** WRITTEN EXERCISE **
Look through the data and write out every line with the word "kind" in it.

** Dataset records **
= = =

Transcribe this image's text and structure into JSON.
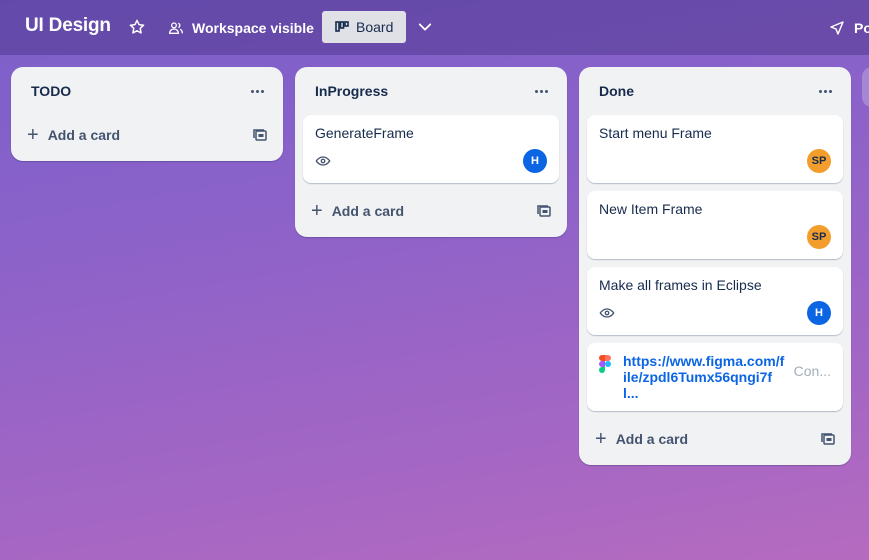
{
  "header": {
    "board_title": "UI Design",
    "visibility_label": "Workspace visible",
    "view_label": "Board",
    "power_label": "Po"
  },
  "lists": [
    {
      "title": "TODO",
      "cards": [],
      "add_label": "Add a card"
    },
    {
      "title": "InProgress",
      "cards": [
        {
          "title": "GenerateFrame",
          "watched": true,
          "member_initials": "H",
          "member_color": "#0c66e4"
        }
      ],
      "add_label": "Add a card"
    },
    {
      "title": "Done",
      "cards": [
        {
          "title": "Start menu Frame",
          "member_initials": "SP",
          "member_color": "#f29d2c"
        },
        {
          "title": "New Item Frame",
          "member_initials": "SP",
          "member_color": "#f29d2c"
        },
        {
          "title": "Make all frames in Eclipse",
          "watched": true,
          "member_initials": "H",
          "member_color": "#0c66e4"
        },
        {
          "link": "https://www.figma.com/file/zpdl6Tumx56qngi7fl...",
          "status": "Con..."
        }
      ],
      "add_label": "Add a card"
    }
  ],
  "icons": {
    "star": "star-icon",
    "visibility": "workspace-visible-icon",
    "board": "board-view-icon",
    "views": "chevron-down-icon",
    "power": "power-ups-icon",
    "menu": "ellipsis-icon",
    "watch": "eye-icon",
    "template": "create-from-template-icon",
    "figma": "figma-logo-icon"
  }
}
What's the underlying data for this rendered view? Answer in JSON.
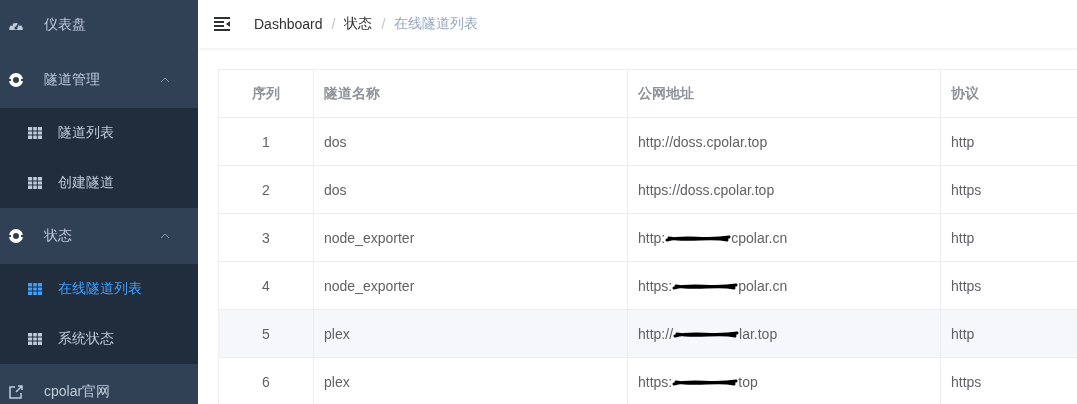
{
  "sidebar": {
    "items": [
      {
        "kind": "home",
        "label": "仪表盘"
      },
      {
        "kind": "group",
        "label": "隧道管理",
        "expanded": true,
        "children": [
          {
            "label": "隧道列表",
            "selected": false
          },
          {
            "label": "创建隧道",
            "selected": false
          }
        ]
      },
      {
        "kind": "group",
        "label": "状态",
        "expanded": true,
        "children": [
          {
            "label": "在线隧道列表",
            "selected": true
          },
          {
            "label": "系统状态",
            "selected": false
          }
        ]
      },
      {
        "kind": "external",
        "label": "cpolar官网"
      }
    ]
  },
  "breadcrumb": [
    {
      "label": "Dashboard",
      "current": false
    },
    {
      "label": "状态",
      "current": false
    },
    {
      "label": "在线隧道列表",
      "current": true
    }
  ],
  "breadcrumb_separator": "/",
  "table": {
    "columns": [
      "序列",
      "隧道名称",
      "公网地址",
      "协议"
    ],
    "rows": [
      {
        "index": "1",
        "name": "dos",
        "address": [
          "http://doss.cpolar.top"
        ],
        "redacted": false,
        "protocol": "http",
        "highlighted": false
      },
      {
        "index": "2",
        "name": "dos",
        "address": [
          "https://doss.cpolar.top"
        ],
        "redacted": false,
        "protocol": "https",
        "highlighted": false
      },
      {
        "index": "3",
        "name": "node_exporter",
        "address": [
          "http:",
          "cpolar.cn"
        ],
        "redacted": true,
        "protocol": "http",
        "highlighted": false
      },
      {
        "index": "4",
        "name": "node_exporter",
        "address": [
          "https:",
          "polar.cn"
        ],
        "redacted": true,
        "protocol": "https",
        "highlighted": false
      },
      {
        "index": "5",
        "name": "plex",
        "address": [
          "http://",
          "lar.top"
        ],
        "redacted": true,
        "protocol": "http",
        "highlighted": true
      },
      {
        "index": "6",
        "name": "plex",
        "address": [
          "https:",
          "top"
        ],
        "redacted": true,
        "protocol": "https",
        "highlighted": false
      }
    ]
  }
}
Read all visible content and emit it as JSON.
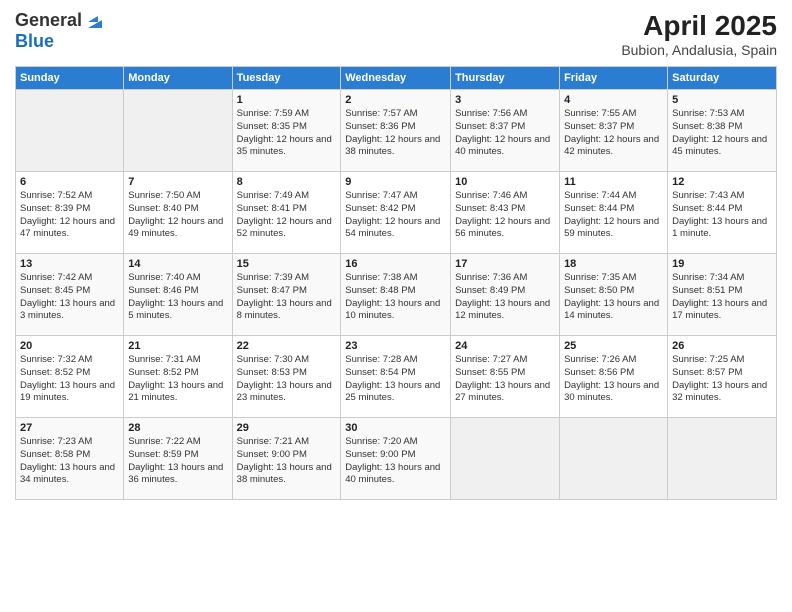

= = =

** FULL RESPONSE **
        "kind": "home",
        "kind": "group",
        "kind": "group",
        "kind": "external",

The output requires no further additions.